### [Aufgabe 1]
Welchen Preis hat der Kurzfilm „Raak“ laut der Filmkritik gewonnen?
### [Aufgabe 2]
Schreib aus der Filmkritik die Stelle ab, die mit „Int. Titel: Contact, Niederlande“ anfängt und bis einschließlich „(Rene), 10 Min.“ geht.
____ Text
Anzeige:
Sofie Lichtenstein: Bügeln. Protokolle über geschlechtliche Handlungen




Februar 2007
 

Cinemania 43: Kurz und schmerzlos [Berlinale 2007, Teil V]
Der Kurzfilmwettbewerb auf der Berlinale wurde diesmal wieder geballt in zwei Veranstaltungen präsentiert, und zu neun der 16 Beiträgen (darunter allen Preisträgern, bei denen jeweils noch die Laudatio wiedergegeben ist) hat satt.org-Filmredakteur Thomas Vorwerk einige Sätze geschrieben.


Cinemania-Logo
Cinemania 43:
Kurz und schmerzlos
[Berlinale 2007, Teil V]

[Alle Rezensionen von Thomas Vorwerk]

Berlinale 2007

Raak (Hanro Smitsman)

Int. Titel: Contact, Niederlande 2006, Buch: Philip Delmaar, Anjet Daanja, Hanro Smitsman, Kamera: Joost Rietdijk, Schnitt: Marc Bechtold, Musik: Foons Markies, mit Nino van der Lee (Rik), Camilla Siegertz (Mirna), Juda Goslinga (Martin), Jelka van Houten (Ingrid), Leon Voorberg (Rene), 10 Min.

Gewinner des GOLDENEN BÄREN "für einen brillanten Film, der sich der großen Themen Liebe, Wut und Verzweiflung mit viel Humor annimmt. Wir ehren den Regisseur für sein Können, dieselbe Story aus drei Blickwinkeln ausgesprochen kompakt zu erzählen."
Wofür Alejandro González Iñárritu im Normalfall zwei Stunden braucht, nämlich die Zusammenführung einer facettenhaften und komplexen Erzählung aus mehreren Perspektiven (In diesem Zusammenhang erinnere ich mich gerne an einen Werbefilm für The Guardian, der Anfang der 1990er im Umlauf war), das schafft dieser niederländische Film in zehn Minuten. Und dabei ist die Geschichte auch mindestens so erzählenswert wie Iñárritus von mal zu mal ermüdender wirkende narrative Fingerübungen. Es beginnt mit einem radfahrenden Knaben, der im Vorbeifahren die Rückspiegel parkender Auto tritt. Ein Erwachsener regt sich darüber auf, eine Frau versucht ihn zu beruhigen, und später wird der Junge vom Autofahrer im Vorbeifahren beworfen, was dann wieder zur nächsten "Aufrüstung" führt, einem Stein von der Autobahnbrücke. Hört sich soweit nicht sehr komisch an, doch dadurch, daß man dieselbe Geschichte noch aus zwei weiteren Blickwinkeln miterlebt, kann man plötzlich die eskalierende Gewalt vielleicht nicht verstehen, aber zumindest nachvollziehen. Die Querverbindungen zwischen den einzelnen Figuren sind interessanter als die eigentlichen Handlungen, Buch, Regie und Schnitt sind kompakt (mir ist bewußt, daß dieses Wort auch in der Laudatio vorkam - es gibt aber kein passenderes) und vor allem präzise. Ein verdienter Gewinner.
________
____ Erfasste Daten
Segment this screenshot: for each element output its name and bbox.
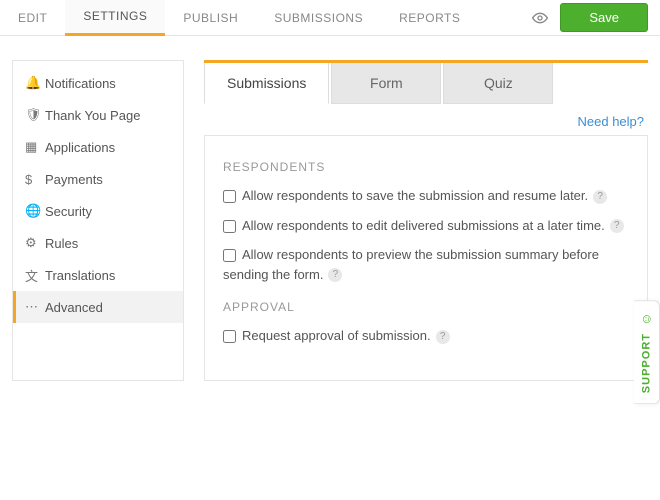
topbar-tab-edit[interactable]: EDIT — [0, 0, 65, 36]
translate-icon: 文 — [25, 266, 45, 285]
option-row: Allow respondents to preview the submiss… — [223, 245, 629, 284]
option-row: Request approval of submission.? — [223, 326, 629, 346]
sidebar-item-label: Advanced — [45, 300, 103, 315]
support-label: SUPPORT — [641, 333, 653, 393]
sidebar-item-label: Translations — [45, 268, 115, 283]
subtab-quiz[interactable]: Quiz — [443, 63, 553, 104]
sidebar-item-label: Security — [45, 204, 92, 219]
sidebar-item-label: Payments — [45, 172, 103, 187]
option-checkbox[interactable] — [223, 220, 236, 233]
preview-icon[interactable] — [520, 10, 560, 26]
topbar-tabs: EDITSETTINGSPUBLISHSUBMISSIONSREPORTS — [0, 0, 478, 36]
topbar-tab-settings[interactable]: SETTINGS — [65, 0, 165, 36]
option-row: Allow respondents to edit delivered subm… — [223, 216, 629, 236]
save-button[interactable]: Save — [560, 3, 648, 32]
subtab-form[interactable]: Form — [331, 63, 441, 104]
option-checkbox[interactable] — [223, 330, 236, 343]
hint-icon[interactable]: ? — [593, 190, 607, 204]
option-row: Allow respondents to save the submission… — [223, 186, 629, 206]
option-checkbox[interactable] — [223, 249, 236, 262]
option-checkbox[interactable] — [223, 190, 236, 203]
hint-icon[interactable]: ? — [610, 219, 624, 233]
support-tab[interactable]: SUPPORT ☺ — [634, 300, 660, 404]
content: SubmissionsFormQuiz Need help? RESPONDEN… — [204, 60, 648, 381]
option-label: Request approval of submission. — [242, 328, 431, 343]
sidebar-item-payments[interactable]: $Payments — [13, 163, 183, 195]
main: 🔔Notifications🛡Thank You Page▦Applicatio… — [0, 36, 660, 381]
sidebar-item-notifications[interactable]: 🔔Notifications — [13, 67, 183, 99]
sidebar-item-label: Applications — [45, 140, 115, 155]
dollar-icon: $ — [25, 172, 45, 187]
shield-icon: 🛡 — [25, 107, 45, 123]
topbar: EDITSETTINGSPUBLISHSUBMISSIONSREPORTS Sa… — [0, 0, 660, 36]
sidebar-item-label: Thank You Page — [45, 108, 140, 123]
help-row: Need help? — [204, 104, 648, 135]
subtab-submissions[interactable]: Submissions — [204, 63, 329, 104]
sidebar-item-advanced[interactable]: ⋯Advanced — [13, 291, 183, 323]
sidebar: 🔔Notifications🛡Thank You Page▦Applicatio… — [12, 60, 184, 381]
globe-icon: 🌐 — [25, 203, 45, 219]
topbar-tab-reports[interactable]: REPORTS — [381, 0, 478, 36]
topbar-tab-publish[interactable]: PUBLISH — [165, 0, 256, 36]
option-label: Allow respondents to save the submission… — [242, 188, 588, 203]
sidebar-item-thank-you-page[interactable]: 🛡Thank You Page — [13, 99, 183, 131]
topbar-tab-submissions[interactable]: SUBMISSIONS — [256, 0, 381, 36]
rules-icon: ⚙ — [25, 235, 45, 251]
sidebar-item-translations[interactable]: 文Translations — [13, 259, 183, 291]
hint-icon[interactable]: ? — [436, 330, 450, 344]
hint-icon[interactable]: ? — [328, 268, 342, 282]
bell-icon: 🔔 — [25, 75, 45, 91]
sidebar-item-security[interactable]: 🌐Security — [13, 195, 183, 227]
subtabs: SubmissionsFormQuiz — [204, 60, 648, 104]
option-label: Allow respondents to edit delivered subm… — [242, 218, 605, 233]
dots-icon: ⋯ — [25, 299, 45, 315]
sidebar-item-rules[interactable]: ⚙Rules — [13, 227, 183, 259]
sidebar-item-applications[interactable]: ▦Applications — [13, 131, 183, 163]
sidebar-item-label: Notifications — [45, 76, 116, 91]
option-label: Allow respondents to preview the submiss… — [223, 247, 599, 282]
help-link[interactable]: Need help? — [578, 114, 645, 129]
section-title: APPROVAL — [223, 300, 629, 314]
settings-panel: RESPONDENTS Allow respondents to save the… — [204, 135, 648, 381]
sidebar-item-label: Rules — [45, 236, 78, 251]
apps-icon: ▦ — [25, 139, 45, 155]
smile-icon: ☺ — [639, 312, 655, 327]
section-title: RESPONDENTS — [223, 160, 629, 174]
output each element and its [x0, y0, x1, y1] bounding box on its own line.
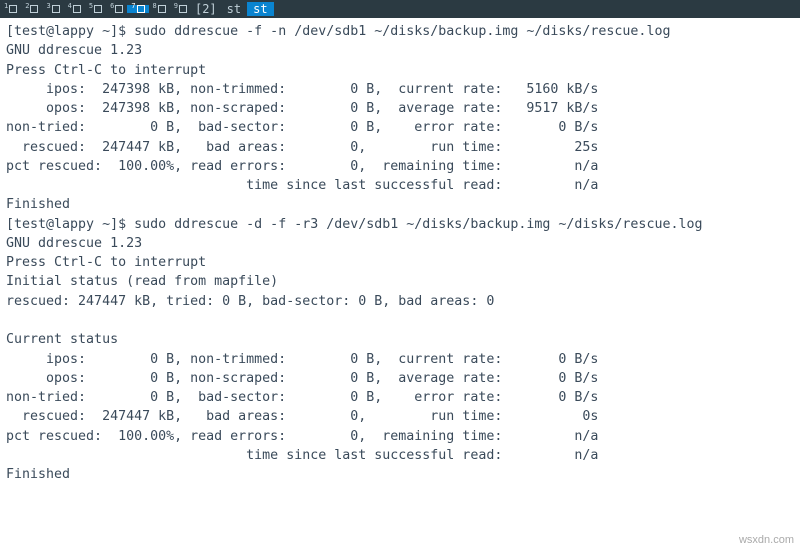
output-line: pct rescued: 100.00%, read errors: 0, re…: [6, 429, 598, 444]
watermark: wsxdn.com: [739, 534, 794, 546]
output-line: opos: 0 B, non-scraped: 0 B, average rat…: [6, 371, 598, 386]
workspace-5[interactable]: 5: [85, 5, 106, 13]
output-line: rescued: 247447 kB, bad areas: 0, run ti…: [6, 409, 598, 424]
output-line: pct rescued: 100.00%, read errors: 0, re…: [6, 159, 598, 174]
output-line: Press Ctrl-C to interrupt: [6, 255, 206, 270]
output-line: ipos: 0 B, non-trimmed: 0 B, current rat…: [6, 352, 598, 367]
output-line: Finished: [6, 197, 70, 212]
output-line: opos: 247398 kB, non-scraped: 0 B, avera…: [6, 101, 598, 116]
output-line: time since last successful read: n/a: [6, 448, 598, 463]
output-line: Initial status (read from mapfile): [6, 274, 278, 289]
workspace-4[interactable]: 4: [64, 5, 85, 13]
output-line: rescued: 247447 kB, tried: 0 B, bad-sect…: [6, 294, 494, 309]
output-line: Current status: [6, 332, 118, 347]
command-1: sudo ddrescue -f -n /dev/sdb1 ~/disks/ba…: [134, 24, 670, 39]
output-line: time since last successful read: n/a: [6, 178, 598, 193]
output-line: GNU ddrescue 1.23: [6, 43, 142, 58]
command-2: sudo ddrescue -d -f -r3 /dev/sdb1 ~/disk…: [134, 217, 702, 232]
output-line: rescued: 247447 kB, bad areas: 0, run ti…: [6, 140, 598, 155]
terminal-output[interactable]: [test@lappy ~]$ sudo ddrescue -f -n /dev…: [0, 18, 800, 488]
shell-prompt: [test@lappy ~]$: [6, 217, 134, 232]
workspace-9[interactable]: 9: [170, 5, 191, 13]
app-tab-st-1[interactable]: st: [221, 2, 247, 16]
output-line: non-tried: 0 B, bad-sector: 0 B, error r…: [6, 120, 598, 135]
shell-prompt: [test@lappy ~]$: [6, 24, 134, 39]
workspace-2[interactable]: 2: [21, 5, 42, 13]
workspace-8[interactable]: 8: [149, 5, 170, 13]
layout-indicator: [2]: [191, 2, 221, 16]
app-tab-st-2[interactable]: st: [247, 2, 273, 16]
window-tabbar: 1 2 3 4 5 6 7 8 9 [2] st st: [0, 0, 800, 18]
output-line: GNU ddrescue 1.23: [6, 236, 142, 251]
workspace-7[interactable]: 7: [127, 5, 148, 13]
workspace-1[interactable]: 1: [0, 5, 21, 13]
output-line: Press Ctrl-C to interrupt: [6, 63, 206, 78]
output-line: Finished: [6, 467, 70, 482]
output-line: ipos: 247398 kB, non-trimmed: 0 B, curre…: [6, 82, 598, 97]
output-line: non-tried: 0 B, bad-sector: 0 B, error r…: [6, 390, 598, 405]
workspace-6[interactable]: 6: [106, 5, 127, 13]
workspace-3[interactable]: 3: [42, 5, 63, 13]
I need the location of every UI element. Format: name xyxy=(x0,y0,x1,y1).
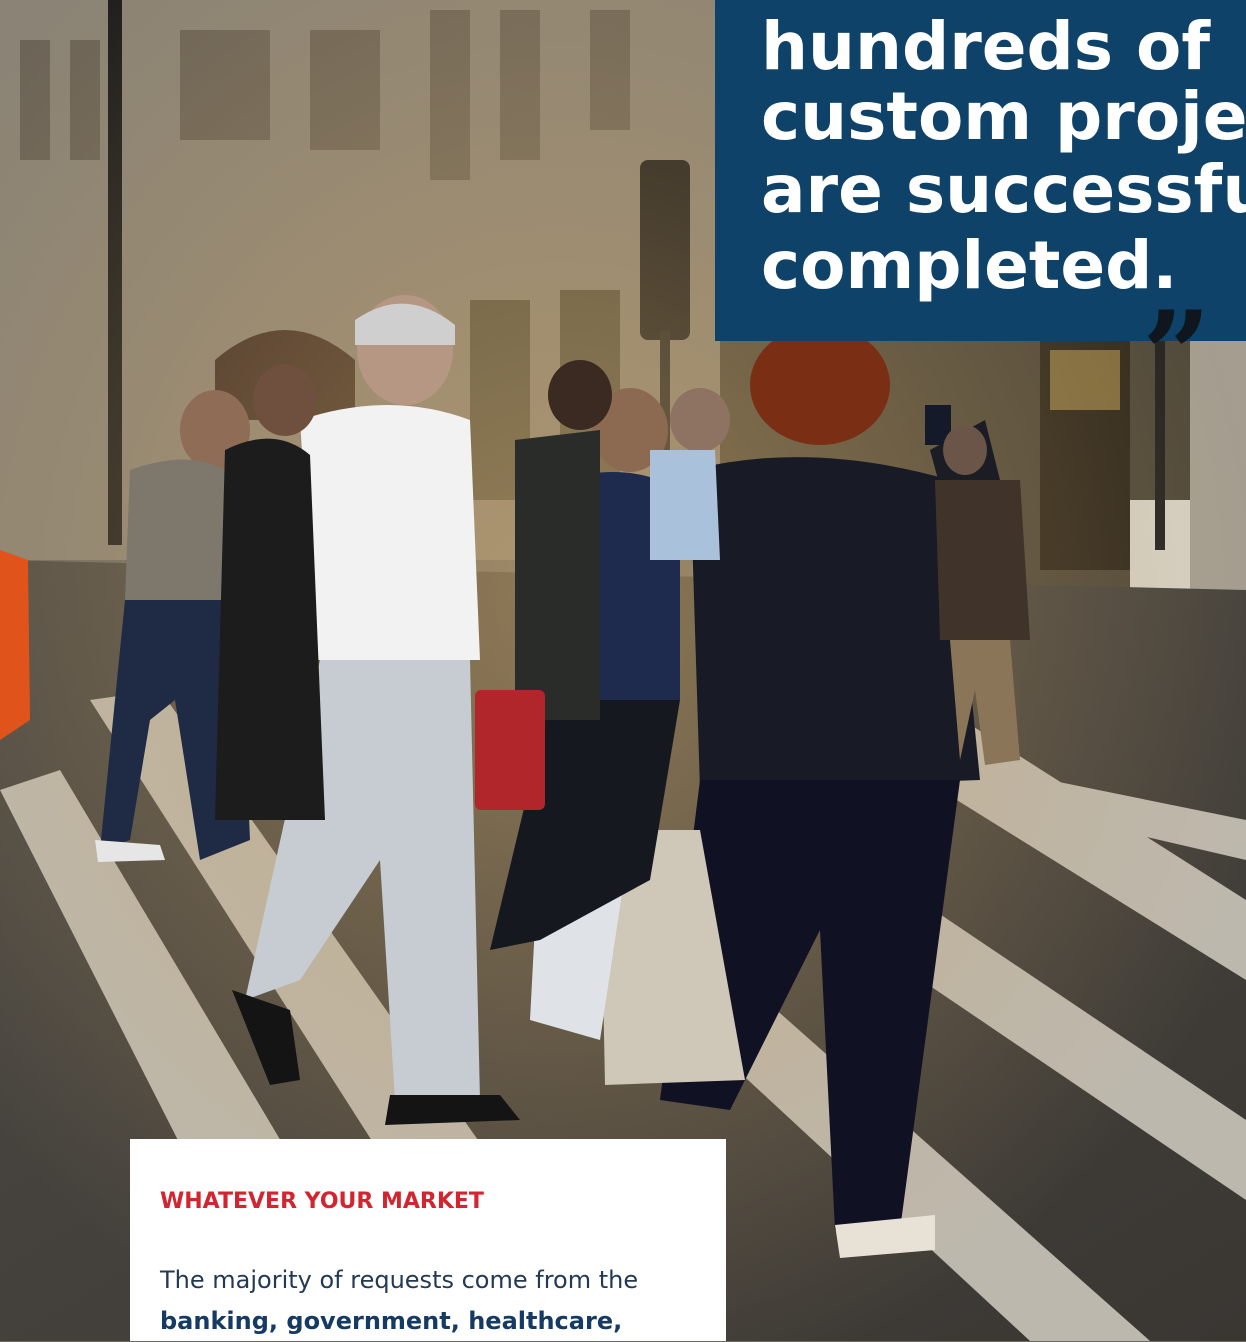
closing-quote-icon: ” xyxy=(1142,285,1212,426)
market-description-prefix: The majority of requests come from the xyxy=(160,1266,639,1294)
market-description: The majority of requests come from the b… xyxy=(160,1260,700,1342)
quote-line-4: completed. xyxy=(761,227,1178,304)
market-card: WHATEVER YOUR MARKET The majority of req… xyxy=(130,1139,726,1341)
market-heading: WHATEVER YOUR MARKET xyxy=(160,1189,484,1214)
market-description-industries: banking, government, healthcare, xyxy=(160,1307,623,1335)
quote-line-2: custom projects xyxy=(761,78,1246,155)
quote-line-3: are successfully xyxy=(761,151,1246,228)
quote-line-1: hundreds of xyxy=(761,8,1211,85)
________
### [Ergebnis 1]
Den Goldenen Bären.

### [Ergebnis 2]
Int. Titel: Contact, Niederlande 2006, Buch: Philip Delmaar, Anjet Daanja, Hanro Smitsman, Kamera: Joost Rietdijk, Schnitt: Marc Bechtold, Musik: Foons Markies, mit Nino van der Lee (Rik), Camilla Siegertz (Mirna), Juda Goslinga (Martin), Jelka van Houten (Ingrid), Leon Voorberg (Rene), 10 Min.